-- start of DATA TO USE --

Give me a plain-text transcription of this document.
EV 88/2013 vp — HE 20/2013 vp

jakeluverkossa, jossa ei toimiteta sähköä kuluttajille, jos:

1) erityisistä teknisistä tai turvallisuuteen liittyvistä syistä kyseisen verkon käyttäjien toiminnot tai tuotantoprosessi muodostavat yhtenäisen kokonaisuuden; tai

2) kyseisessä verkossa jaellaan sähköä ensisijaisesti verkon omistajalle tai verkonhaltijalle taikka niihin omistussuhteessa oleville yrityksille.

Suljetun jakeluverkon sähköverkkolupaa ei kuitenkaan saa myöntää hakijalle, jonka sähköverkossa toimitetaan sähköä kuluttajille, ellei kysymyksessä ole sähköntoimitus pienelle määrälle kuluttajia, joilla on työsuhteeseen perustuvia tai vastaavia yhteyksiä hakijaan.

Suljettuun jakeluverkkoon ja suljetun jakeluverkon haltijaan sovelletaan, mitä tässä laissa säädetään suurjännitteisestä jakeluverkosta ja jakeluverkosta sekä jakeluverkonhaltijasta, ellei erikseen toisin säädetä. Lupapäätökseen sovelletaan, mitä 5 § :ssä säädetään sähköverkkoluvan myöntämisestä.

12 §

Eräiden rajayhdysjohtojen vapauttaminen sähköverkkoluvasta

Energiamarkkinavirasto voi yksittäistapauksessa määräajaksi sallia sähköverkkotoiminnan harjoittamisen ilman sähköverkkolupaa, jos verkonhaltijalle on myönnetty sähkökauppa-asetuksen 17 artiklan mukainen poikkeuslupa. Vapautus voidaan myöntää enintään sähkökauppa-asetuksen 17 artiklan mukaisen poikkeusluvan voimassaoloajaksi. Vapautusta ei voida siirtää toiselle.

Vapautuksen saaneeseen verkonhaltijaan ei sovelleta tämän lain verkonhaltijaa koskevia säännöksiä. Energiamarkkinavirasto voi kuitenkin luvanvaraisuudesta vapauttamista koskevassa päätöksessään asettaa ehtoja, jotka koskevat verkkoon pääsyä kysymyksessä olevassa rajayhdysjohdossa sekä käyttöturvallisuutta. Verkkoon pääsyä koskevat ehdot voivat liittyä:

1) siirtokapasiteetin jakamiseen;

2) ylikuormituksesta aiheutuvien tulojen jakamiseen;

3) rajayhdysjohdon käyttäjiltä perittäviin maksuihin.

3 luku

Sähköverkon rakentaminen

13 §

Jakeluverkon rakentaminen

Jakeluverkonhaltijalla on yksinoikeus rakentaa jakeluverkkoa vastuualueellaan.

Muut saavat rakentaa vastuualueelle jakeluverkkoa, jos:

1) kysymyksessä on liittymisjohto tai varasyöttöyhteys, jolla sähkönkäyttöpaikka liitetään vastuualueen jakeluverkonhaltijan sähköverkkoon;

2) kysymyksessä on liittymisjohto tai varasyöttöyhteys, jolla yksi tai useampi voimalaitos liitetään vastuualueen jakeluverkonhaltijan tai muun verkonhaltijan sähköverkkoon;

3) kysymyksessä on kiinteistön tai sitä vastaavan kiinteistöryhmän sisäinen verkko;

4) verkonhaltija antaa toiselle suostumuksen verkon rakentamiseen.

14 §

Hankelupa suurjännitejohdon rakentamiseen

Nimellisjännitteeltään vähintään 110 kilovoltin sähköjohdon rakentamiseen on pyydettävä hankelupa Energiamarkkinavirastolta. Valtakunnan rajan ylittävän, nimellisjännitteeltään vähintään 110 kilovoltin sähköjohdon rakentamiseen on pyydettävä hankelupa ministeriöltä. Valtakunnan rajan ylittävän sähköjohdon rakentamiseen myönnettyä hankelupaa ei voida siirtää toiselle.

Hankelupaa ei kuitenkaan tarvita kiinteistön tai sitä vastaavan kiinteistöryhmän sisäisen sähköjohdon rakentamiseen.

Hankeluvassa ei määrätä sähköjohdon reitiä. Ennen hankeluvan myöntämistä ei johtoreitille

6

-- end of DATA TO USE --

**TO BE DONE:**
Identify and copy all lines with the word "ellei".

**FINISHED EXERCISE:**
Suljetun jakeluverkon sähköverkkolupaa ei kuitenkaan saa myöntää hakijalle, jonka sähköverkossa toimitetaan sähköä kuluttajille, ellei kysymyksessä ole sähköntoimitus pienelle määrälle kuluttajia, joilla on työsuhteeseen perustuvia tai vastaavia yhteyksiä hakijaan.
Suljettuun jakeluverkkoon ja suljetun jakeluverkon haltijaan sovelletaan, mitä tässä laissa säädetään suurjännitteisestä jakeluverkosta ja jakeluverkosta sekä jakeluverkonhaltijasta, ellei erikseen toisin säädetä. Lupapäätökseen sovelletaan, mitä 5 § :ssä säädetään sähköverkkoluvan myöntämisestä.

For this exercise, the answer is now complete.